> **TASK PROMPT**: Write out all of the data exactly as it appears.

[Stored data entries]
◆ ◆ ◆ ◆ ◆

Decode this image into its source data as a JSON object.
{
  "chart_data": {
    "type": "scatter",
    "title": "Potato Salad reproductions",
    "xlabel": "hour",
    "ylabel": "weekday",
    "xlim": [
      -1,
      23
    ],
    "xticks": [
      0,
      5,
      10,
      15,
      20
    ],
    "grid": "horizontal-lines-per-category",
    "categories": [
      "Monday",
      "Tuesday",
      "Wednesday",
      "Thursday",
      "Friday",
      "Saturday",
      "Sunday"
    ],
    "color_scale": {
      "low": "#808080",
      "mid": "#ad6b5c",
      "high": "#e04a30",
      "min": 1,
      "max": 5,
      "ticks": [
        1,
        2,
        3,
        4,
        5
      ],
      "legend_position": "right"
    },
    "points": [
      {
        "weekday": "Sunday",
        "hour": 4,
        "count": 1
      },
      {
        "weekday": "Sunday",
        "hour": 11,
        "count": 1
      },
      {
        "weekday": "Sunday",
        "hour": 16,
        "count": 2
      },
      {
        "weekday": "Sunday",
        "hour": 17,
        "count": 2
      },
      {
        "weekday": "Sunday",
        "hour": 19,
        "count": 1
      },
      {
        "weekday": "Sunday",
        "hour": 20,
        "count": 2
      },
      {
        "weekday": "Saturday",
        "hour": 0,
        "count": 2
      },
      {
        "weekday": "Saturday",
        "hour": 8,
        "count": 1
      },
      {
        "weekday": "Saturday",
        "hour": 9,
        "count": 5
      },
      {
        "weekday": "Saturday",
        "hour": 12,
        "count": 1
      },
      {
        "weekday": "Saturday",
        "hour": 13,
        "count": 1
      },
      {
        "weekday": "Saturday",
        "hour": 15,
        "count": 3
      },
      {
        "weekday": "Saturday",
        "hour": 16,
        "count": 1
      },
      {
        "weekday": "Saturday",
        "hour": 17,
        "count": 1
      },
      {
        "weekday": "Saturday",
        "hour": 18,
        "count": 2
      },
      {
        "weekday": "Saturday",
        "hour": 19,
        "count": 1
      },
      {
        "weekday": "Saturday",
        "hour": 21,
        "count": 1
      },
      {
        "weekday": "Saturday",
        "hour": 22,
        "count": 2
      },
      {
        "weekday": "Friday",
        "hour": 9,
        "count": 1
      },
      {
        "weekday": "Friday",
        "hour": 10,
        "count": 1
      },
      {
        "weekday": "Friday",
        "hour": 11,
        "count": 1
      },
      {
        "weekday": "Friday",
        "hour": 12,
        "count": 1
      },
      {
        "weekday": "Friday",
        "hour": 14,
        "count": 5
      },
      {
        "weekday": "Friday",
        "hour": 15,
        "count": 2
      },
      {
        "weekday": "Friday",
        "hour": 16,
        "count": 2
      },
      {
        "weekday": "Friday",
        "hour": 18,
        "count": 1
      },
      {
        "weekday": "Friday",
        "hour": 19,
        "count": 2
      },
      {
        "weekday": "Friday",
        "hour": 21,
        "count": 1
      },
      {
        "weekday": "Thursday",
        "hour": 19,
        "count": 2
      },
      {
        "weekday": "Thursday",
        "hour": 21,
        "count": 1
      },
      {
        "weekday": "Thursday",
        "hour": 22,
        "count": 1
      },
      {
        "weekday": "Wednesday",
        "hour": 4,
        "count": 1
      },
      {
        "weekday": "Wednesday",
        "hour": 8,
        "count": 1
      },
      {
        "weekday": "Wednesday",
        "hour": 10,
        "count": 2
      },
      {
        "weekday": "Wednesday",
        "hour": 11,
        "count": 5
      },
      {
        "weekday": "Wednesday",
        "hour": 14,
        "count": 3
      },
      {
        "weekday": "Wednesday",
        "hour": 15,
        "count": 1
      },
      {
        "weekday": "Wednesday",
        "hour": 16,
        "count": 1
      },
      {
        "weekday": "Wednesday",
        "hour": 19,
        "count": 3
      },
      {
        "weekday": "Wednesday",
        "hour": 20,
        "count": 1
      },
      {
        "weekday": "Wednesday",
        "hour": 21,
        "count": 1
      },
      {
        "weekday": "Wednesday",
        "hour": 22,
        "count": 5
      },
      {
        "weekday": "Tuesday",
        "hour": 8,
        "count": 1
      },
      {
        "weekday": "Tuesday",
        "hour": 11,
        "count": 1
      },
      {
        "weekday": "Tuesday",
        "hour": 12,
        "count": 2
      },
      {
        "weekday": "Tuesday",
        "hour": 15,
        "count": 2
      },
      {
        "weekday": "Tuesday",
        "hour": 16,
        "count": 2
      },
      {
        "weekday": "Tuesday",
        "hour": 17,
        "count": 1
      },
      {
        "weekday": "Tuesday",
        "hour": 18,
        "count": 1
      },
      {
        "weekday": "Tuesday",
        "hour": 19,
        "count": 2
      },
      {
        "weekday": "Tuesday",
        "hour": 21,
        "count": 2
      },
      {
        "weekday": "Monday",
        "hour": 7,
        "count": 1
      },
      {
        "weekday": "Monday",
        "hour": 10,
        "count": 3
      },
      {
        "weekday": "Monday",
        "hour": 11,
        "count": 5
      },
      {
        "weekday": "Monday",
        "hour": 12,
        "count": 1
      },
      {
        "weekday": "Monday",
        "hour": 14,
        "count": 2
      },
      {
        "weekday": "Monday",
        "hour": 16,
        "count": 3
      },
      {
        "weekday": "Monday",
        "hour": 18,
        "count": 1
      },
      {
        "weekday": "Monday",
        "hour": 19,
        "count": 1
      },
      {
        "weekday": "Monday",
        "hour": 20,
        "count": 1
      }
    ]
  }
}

◆ ◆ ◆ ◆ ◆

> **RESULT FOR THIS EXERCISE**:
Decode this image into its source data as a JSON object.
{
  "chart_data": {
    "type": "scatter",
    "title": "Potato Salad reproductions",
    "xlabel": "hour",
    "ylabel": "weekday",
    "xlim": [
      -1,
      23
    ],
    "xticks": [
      0,
      5,
      10,
      15,
      20
    ],
    "grid": "horizontal-lines-per-category",
    "categories": [
      "Monday",
      "Tuesday",
      "Wednesday",
      "Thursday",
      "Friday",
      "Saturday",
      "Sunday"
    ],
    "color_scale": {
      "low": "#808080",
      "mid": "#ad6b5c",
      "high": "#e04a30",
      "min": 1,
      "max": 5,
      "ticks": [
        1,
        2,
        3,
        4,
        5
      ],
      "legend_position": "right"
    },
    "points": [
      {
        "weekday": "Sunday",
        "hour": 4,
        "count": 1
      },
      {
        "weekday": "Sunday",
        "hour": 11,
        "count": 1
      },
      {
        "weekday": "Sunday",
        "hour": 16,
        "count": 2
      },
      {
        "weekday": "Sunday",
        "hour": 17,
        "count": 2
      },
      {
        "weekday": "Sunday",
        "hour": 19,
        "count": 1
      },
      {
        "weekday": "Sunday",
        "hour": 20,
        "count": 2
      },
      {
        "weekday": "Saturday",
        "hour": 0,
        "count": 2
      },
      {
        "weekday": "Saturday",
        "hour": 8,
        "count": 1
      },
      {
        "weekday": "Saturday",
        "hour": 9,
        "count": 5
      },
      {
        "weekday": "Saturday",
        "hour": 12,
        "count": 1
      },
      {
        "weekday": "Saturday",
        "hour": 13,
        "count": 1
      },
      {
        "weekday": "Saturday",
        "hour": 15,
        "count": 3
      },
      {
        "weekday": "Saturday",
        "hour": 16,
        "count": 1
      },
      {
        "weekday": "Saturday",
        "hour": 17,
        "count": 1
      },
      {
        "weekday": "Saturday",
        "hour": 18,
        "count": 2
      },
      {
        "weekday": "Saturday",
        "hour": 19,
        "count": 1
      },
      {
        "weekday": "Saturday",
        "hour": 21,
        "count": 1
      },
      {
        "weekday": "Saturday",
        "hour": 22,
        "count": 2
      },
      {
        "weekday": "Friday",
        "hour": 9,
        "count": 1
      },
      {
        "weekday": "Friday",
        "hour": 10,
        "count": 1
      },
      {
        "weekday": "Friday",
        "hour": 11,
        "count": 1
      },
      {
        "weekday": "Friday",
        "hour": 12,
        "count": 1
      },
      {
        "weekday": "Friday",
        "hour": 14,
        "count": 5
      },
      {
        "weekday": "Friday",
        "hour": 15,
        "count": 2
      },
      {
        "weekday": "Friday",
        "hour": 16,
        "count": 2
      },
      {
        "weekday": "Friday",
        "hour": 18,
        "count": 1
      },
      {
        "weekday": "Friday",
        "hour": 19,
        "count": 2
      },
      {
        "weekday": "Friday",
        "hour": 21,
        "count": 1
      },
      {
        "weekday": "Thursday",
        "hour": 19,
        "count": 2
      },
      {
        "weekday": "Thursday",
        "hour": 21,
        "count": 1
      },
      {
        "weekday": "Thursday",
        "hour": 22,
        "count": 1
      },
      {
        "weekday": "Wednesday",
        "hour": 4,
        "count": 1
      },
      {
        "weekday": "Wednesday",
        "hour": 8,
        "count": 1
      },
      {
        "weekday": "Wednesday",
        "hour": 10,
        "count": 2
      },
      {
        "weekday": "Wednesday",
        "hour": 11,
        "count": 5
      },
      {
        "weekday": "Wednesday",
        "hour": 14,
        "count": 3
      },
      {
        "weekday": "Wednesday",
        "hour": 15,
        "count": 1
      },
      {
        "weekday": "Wednesday",
        "hour": 16,
        "count": 1
      },
      {
        "weekday": "Wednesday",
        "hour": 19,
        "count": 3
      },
      {
        "weekday": "Wednesday",
        "hour": 20,
        "count": 1
      },
      {
        "weekday": "Wednesday",
        "hour": 21,
        "count": 1
      },
      {
        "weekday": "Wednesday",
        "hour": 22,
        "count": 5
      },
      {
        "weekday": "Tuesday",
        "hour": 8,
        "count": 1
      },
      {
        "weekday": "Tuesday",
        "hour": 11,
        "count": 1
      },
      {
        "weekday": "Tuesday",
        "hour": 12,
        "count": 2
      },
      {
        "weekday": "Tuesday",
        "hour": 15,
        "count": 2
      },
      {
        "weekday": "Tuesday",
        "hour": 16,
        "count": 2
      },
      {
        "weekday": "Tuesday",
        "hour": 17,
        "count": 1
      },
      {
        "weekday": "Tuesday",
        "hour": 18,
        "count": 1
      },
      {
        "weekday": "Tuesday",
        "hour": 19,
        "count": 2
      },
      {
        "weekday": "Tuesday",
        "hour": 21,
        "count": 2
      },
      {
        "weekday": "Monday",
        "hour": 7,
        "count": 1
      },
      {
        "weekday": "Monday",
        "hour": 10,
        "count": 3
      },
      {
        "weekday": "Monday",
        "hour": 11,
        "count": 5
      },
      {
        "weekday": "Monday",
        "hour": 12,
        "count": 1
      },
      {
        "weekday": "Monday",
        "hour": 14,
        "count": 2
      },
      {
        "weekday": "Monday",
        "hour": 16,
        "count": 3
      },
      {
        "weekday": "Monday",
        "hour": 18,
        "count": 1
      },
      {
        "weekday": "Monday",
        "hour": 19,
        "count": 1
      },
      {
        "weekday": "Monday",
        "hour": 20,
        "count": 1
      }
    ]
  }
}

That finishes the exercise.